• [Selected extract]:

******************************

One of the goals of electronics packaging, in general, is to increase the capability of semiconductor devices so as to offer more speed, and programming features, while providing products having smaller, lighter physical sizes. For a given semiconductor technology, such as CMOS or gallium arsenide, this trend leads to higher power dissipation and also to higher heat, fluxes. Reliability of semiconductor devices and electronics packaging in general is coupled to operational temperatures, with lower temperatures promoting increased reliability. Therefore, in order to achieve greater operational capability from a semiconductor device without sacrificing reliability thereof, achieving better thermal performance is essential. This trend has been observed since the inception of semiconductor devices in the industry, and is expected to continue for the foreseeable future.
Various methods for improving thermal dissipation of an electronic package have been introduced to accomplish this objective, examples being defined and illustrated in detail in the following U.S. Letters Patents and other pertinent documents:
U.S. Pat. No. 4,034,468--Koopman U.S. Pat. No. 4,993,482--Dolbear et al PA1 U.S. Pat. No. 4,254,431--Babuka et al U.S. Pat. No. 5,088,007--Missele PA1 U.S. Pat. No. 4,825,284--Soga et al U.S. Pat. No. 5,444,300--Miyauchi PA1 Jap. Pub. App. 3-77355(A)--Omura Research Disclosure 340110 (8/92, No. 340)

******************************

• [Material provided]:
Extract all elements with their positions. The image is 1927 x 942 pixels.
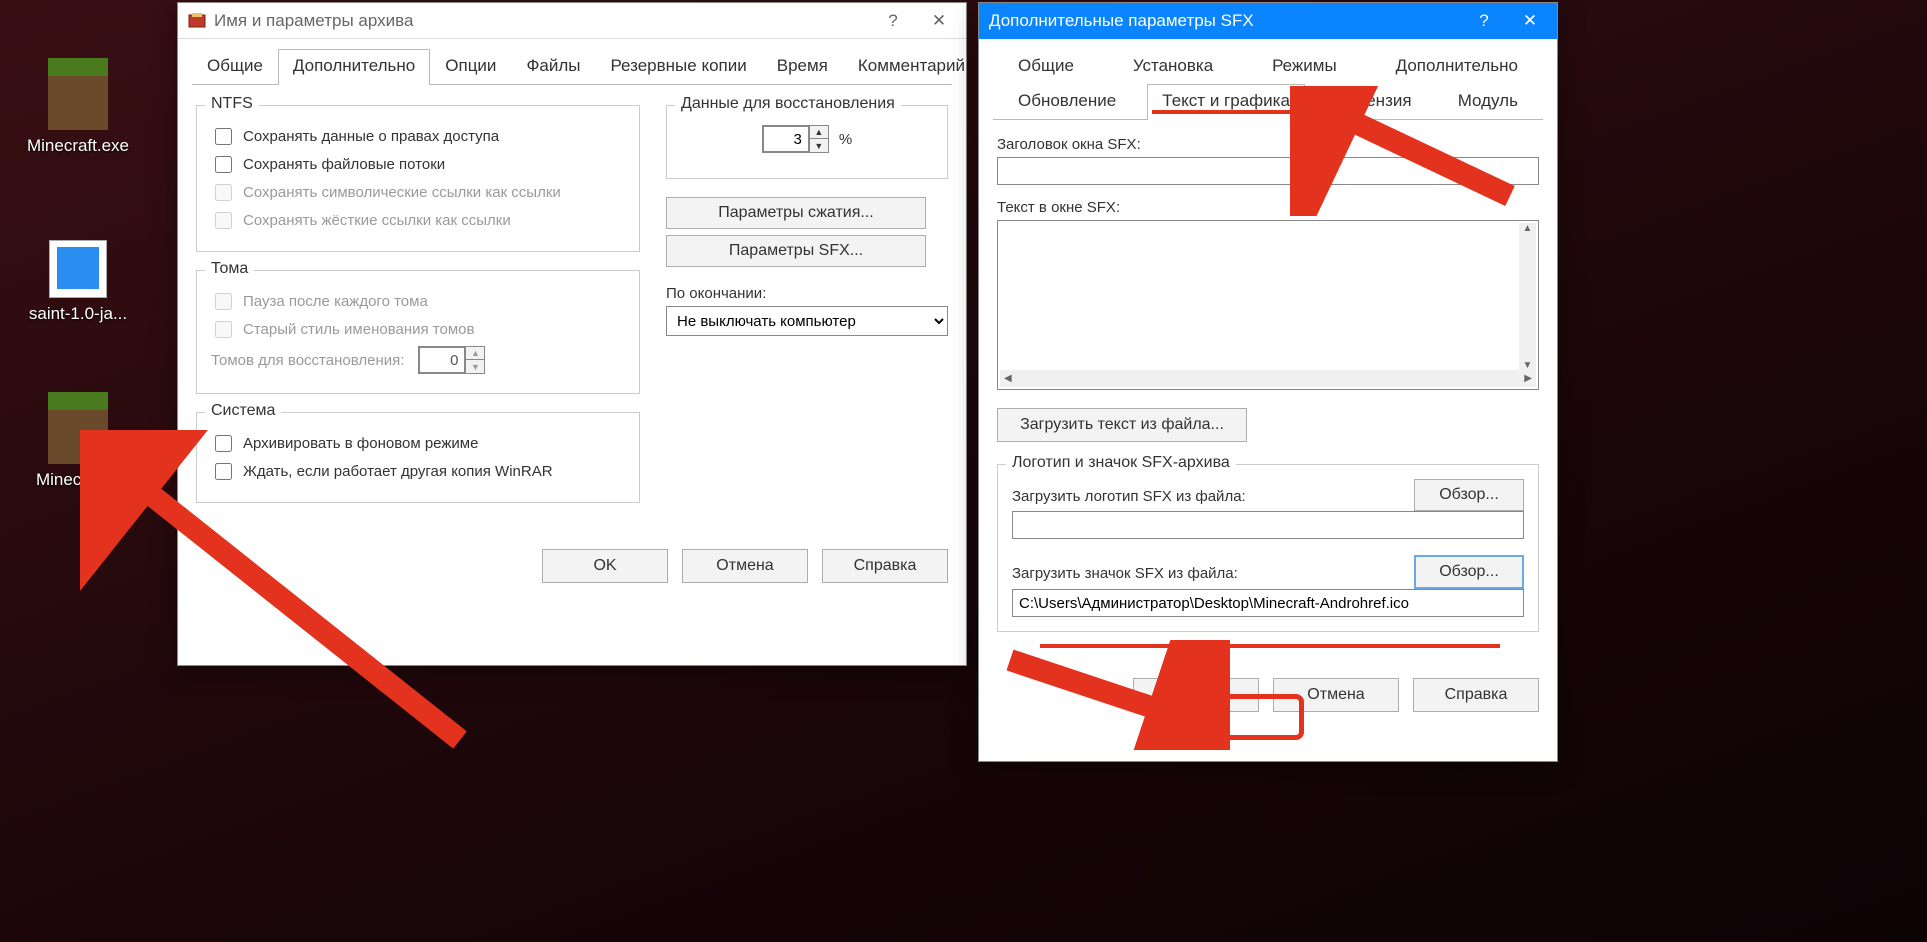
group-volumes: Тома Пауза после каждого тома Старый сти… — [196, 270, 640, 394]
cb-background[interactable] — [215, 435, 232, 452]
cancel-button[interactable]: Отмена — [682, 549, 808, 583]
dialog-footer: OK Отмена Справка — [178, 535, 966, 601]
group-legend: Тома — [205, 260, 254, 278]
tabs-row2: Обновление Текст и графика Лицензия Моду… — [979, 84, 1557, 119]
label-load-icon: Загрузить значок SFX из файла: — [1012, 565, 1238, 582]
tab-comment[interactable]: Комментарий — [843, 49, 980, 84]
tab-general[interactable]: Общие — [192, 49, 278, 84]
spin-input — [419, 347, 465, 373]
cb-label: Ждать, если работает другая копия WinRAR — [243, 463, 553, 480]
cb-wait-other[interactable] — [215, 463, 232, 480]
tab-backup[interactable]: Резервные копии — [595, 49, 761, 84]
unit-label: % — [839, 131, 852, 148]
spin-up[interactable]: ▲ — [810, 126, 828, 139]
group-legend: Логотип и значок SFX-архива — [1006, 454, 1236, 472]
cb-label: Пауза после каждого тома — [243, 293, 428, 310]
tab-module[interactable]: Модуль — [1443, 84, 1533, 119]
sfx-params-window: Дополнительные параметры SFX ? ✕ Общие У… — [978, 2, 1558, 762]
ok-button[interactable]: OK — [1133, 678, 1259, 712]
compression-params-button[interactable]: Параметры сжатия... — [666, 197, 926, 229]
group-logo-icon: Логотип и значок SFX-архива Загрузить ло… — [997, 464, 1539, 632]
load-text-button[interactable]: Загрузить текст из файла... — [997, 408, 1247, 442]
cancel-button[interactable]: Отмена — [1273, 678, 1399, 712]
tab-files[interactable]: Файлы — [511, 49, 595, 84]
group-legend: Данные для восстановления — [675, 95, 901, 113]
tab-modes[interactable]: Режимы — [1257, 49, 1352, 84]
spin-up: ▲ — [466, 347, 484, 360]
tab-advanced[interactable]: Дополнительно — [1381, 49, 1533, 84]
titlebar[interactable]: Дополнительные параметры SFX ? ✕ — [979, 3, 1557, 39]
spin-recovery-percent[interactable]: ▲▼ — [762, 125, 829, 153]
tabs: Общие Дополнительно Опции Файлы Резервны… — [178, 39, 966, 84]
cb-label: Сохранять файловые потоки — [243, 156, 445, 173]
sfx-params-button[interactable]: Параметры SFX... — [666, 235, 926, 267]
tab-advanced[interactable]: Дополнительно — [278, 49, 430, 84]
select-after-finish[interactable]: Не выключать компьютер — [666, 306, 948, 336]
tab-text-graphics[interactable]: Текст и графика — [1147, 84, 1305, 119]
label-after-finish: По окончании: — [666, 285, 948, 302]
label-load-logo: Загрузить логотип SFX из файла: — [1012, 488, 1246, 505]
dialog-footer: OK Отмена Справка — [979, 664, 1557, 730]
cb-old-naming — [215, 321, 232, 338]
browse-logo-button[interactable]: Обзор... — [1414, 479, 1524, 511]
ok-button[interactable]: OK — [542, 549, 668, 583]
cb-hardlinks — [215, 212, 232, 229]
input-logo-path[interactable] — [1012, 511, 1524, 539]
spin-input[interactable] — [763, 126, 809, 152]
cb-label: Сохранять жёсткие ссылки как ссылки — [243, 212, 511, 229]
window-title: Дополнительные параметры SFX — [989, 11, 1461, 31]
cb-save-streams[interactable] — [215, 156, 232, 173]
tab-license[interactable]: Лицензия — [1321, 84, 1427, 119]
desktop-icon-label: saint-1.0-ja... — [18, 304, 138, 324]
cb-label: Сохранять символические ссылки как ссылк… — [243, 184, 561, 201]
close-button[interactable]: ✕ — [916, 3, 962, 39]
winrar-icon — [188, 12, 206, 30]
help-button[interactable]: Справка — [1413, 678, 1539, 712]
tabs-row1: Общие Установка Режимы Дополнительно — [979, 39, 1557, 84]
desktop-icon-saint-jar[interactable]: saint-1.0-ja... — [18, 240, 138, 324]
desktop-icon-minecraft-exe[interactable]: Minecraft.exe — [18, 58, 138, 156]
label-sfx-text: Текст в окне SFX: — [997, 199, 1539, 216]
spin-down: ▼ — [466, 360, 484, 373]
help-button[interactable]: ? — [870, 3, 916, 39]
titlebar[interactable]: Имя и параметры архива ? ✕ — [178, 3, 966, 39]
desktop-icon-label: Minecraft.exe — [18, 136, 138, 156]
spin-down[interactable]: ▼ — [810, 139, 828, 152]
spin-recovery-volumes: ▲▼ — [418, 346, 485, 374]
cb-save-acl[interactable] — [215, 128, 232, 145]
label-sfx-title: Заголовок окна SFX: — [997, 136, 1539, 153]
cb-label: Старый стиль именования томов — [243, 321, 474, 338]
group-ntfs: NTFS Сохранять данные о правах доступа С… — [196, 105, 640, 252]
close-button[interactable]: ✕ — [1507, 3, 1553, 39]
document-icon — [49, 240, 107, 298]
browse-icon-button[interactable]: Обзор... — [1414, 555, 1524, 589]
textarea-sfx-text[interactable] — [998, 221, 1538, 389]
cb-label: Сохранять данные о правах доступа — [243, 128, 499, 145]
cb-label: Архивировать в фоновом режиме — [243, 435, 478, 452]
minecraft-block-icon — [42, 58, 114, 130]
input-icon-path[interactable] — [1012, 589, 1524, 617]
scrollbar-horizontal[interactable]: ◀▶ — [1000, 370, 1536, 387]
minecraft-block-icon — [42, 392, 114, 464]
help-button[interactable]: ? — [1461, 3, 1507, 39]
tab-time[interactable]: Время — [762, 49, 843, 84]
help-button[interactable]: Справка — [822, 549, 948, 583]
archive-params-window: Имя и параметры архива ? ✕ Общие Дополни… — [177, 2, 967, 666]
tab-general[interactable]: Общие — [1003, 49, 1089, 84]
tab-update[interactable]: Обновление — [1003, 84, 1131, 119]
group-system: Система Архивировать в фоновом режиме Жд… — [196, 412, 640, 503]
tab-setup[interactable]: Установка — [1118, 49, 1228, 84]
window-title: Имя и параметры архива — [214, 11, 870, 31]
cb-symlinks — [215, 184, 232, 201]
input-sfx-title[interactable] — [997, 157, 1539, 185]
group-legend: Система — [205, 402, 281, 420]
group-recovery: Данные для восстановления ▲▼ % — [666, 105, 948, 179]
group-legend: NTFS — [205, 95, 259, 113]
tab-options[interactable]: Опции — [430, 49, 511, 84]
desktop-icon-label: Minecraft... — [18, 470, 138, 490]
scrollbar-vertical[interactable]: ▲▼ — [1519, 223, 1536, 371]
cb-pause-volume — [215, 293, 232, 310]
desktop-icon-minecraft-sfx[interactable]: Minecraft... — [18, 392, 138, 490]
label-recovery-volumes: Томов для восстановления: — [211, 352, 404, 369]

******************************

• [Set tasks]:
(A) Reproduce the passage on electronics packaging from "Various methods for" up to and including "(8/92, No. 340)".
(B) In the entries, write out the lines from the line with "group-volumes: Тома Пауза" up to and including the line with "spin-recovery-percent[interactable]: ▲▼ —".

• [Task-by-task answers]:
(A)
Various methods for improving thermal dissipation of an electronic package have been introduced to accomplish this objective, examples being defined and illustrated in detail in the following U.S. Letters Patents and other pertinent documents:
U.S. Pat. No. 4,034,468--Koopman U.S. Pat. No. 4,993,482--Dolbear et al PA1 U.S. Pat. No. 4,254,431--Babuka et al U.S. Pat. No. 5,088,007--Missele PA1 U.S. Pat. No. 4,825,284--Soga et al U.S. Pat. No. 5,444,300--Miyauchi PA1 Jap. Pub. App. 3-77355(A)--Omura Research Disclosure 340110 (8/92, No. 340)

(B)
group-volumes: Тома Пауза после каждого тома Старый сти… — [196, 270, 640, 394]
cb-background[interactable] — [215, 435, 232, 452]
cancel-button[interactable]: Отмена — [682, 549, 808, 583]
dialog-footer: OK Отмена Справка — [178, 535, 966, 601]
group-legend: Тома — [205, 260, 254, 278]
tabs-row2: Обновление Текст и графика Лицензия Моду… — [979, 84, 1557, 119]
label-load-icon: Загрузить значок SFX из файла: — [1012, 565, 1238, 582]
tab-comment[interactable]: Комментарий — [843, 49, 980, 84]
tab-general[interactable]: Общие — [192, 49, 278, 84]
spin-input — [419, 347, 465, 373]
cb-label: Ждать, если работает другая копия WinRAR — [243, 463, 553, 480]
cb-wait-other[interactable] — [215, 463, 232, 480]
tab-backup[interactable]: Резервные копии — [595, 49, 761, 84]
unit-label: % — [839, 131, 852, 148]
spin-up[interactable]: ▲ — [810, 126, 828, 139]
group-legend: Логотип и значок SFX-архива — [1006, 454, 1236, 472]
cb-label: Пауза после каждого тома — [243, 293, 428, 310]
tab-module[interactable]: Модуль — [1443, 84, 1533, 119]
sfx-params-window: Дополнительные параметры SFX ? ✕ Общие У… — [978, 2, 1558, 762]
ok-button[interactable]: OK — [1133, 678, 1259, 712]
compression-params-button[interactable]: Параметры сжатия... — [666, 197, 926, 229]
group-logo-icon: Логотип и значок SFX-архива Загрузить ло… — [997, 464, 1539, 632]
load-text-button[interactable]: Загрузить текст из файла... — [997, 408, 1247, 442]
cancel-button[interactable]: Отмена — [1273, 678, 1399, 712]
tab-files[interactable]: Файлы — [511, 49, 595, 84]
group-legend: Данные для восстановления — [675, 95, 901, 113]
tab-modes[interactable]: Режимы — [1257, 49, 1352, 84]
spin-up: ▲ — [466, 347, 484, 360]
tab-advanced[interactable]: Дополнительно — [1381, 49, 1533, 84]
titlebar[interactable]: Дополнительные параметры SFX ? ✕ — [979, 3, 1557, 39]
spin-recovery-percent[interactable]: ▲▼ — [762, 125, 829, 153]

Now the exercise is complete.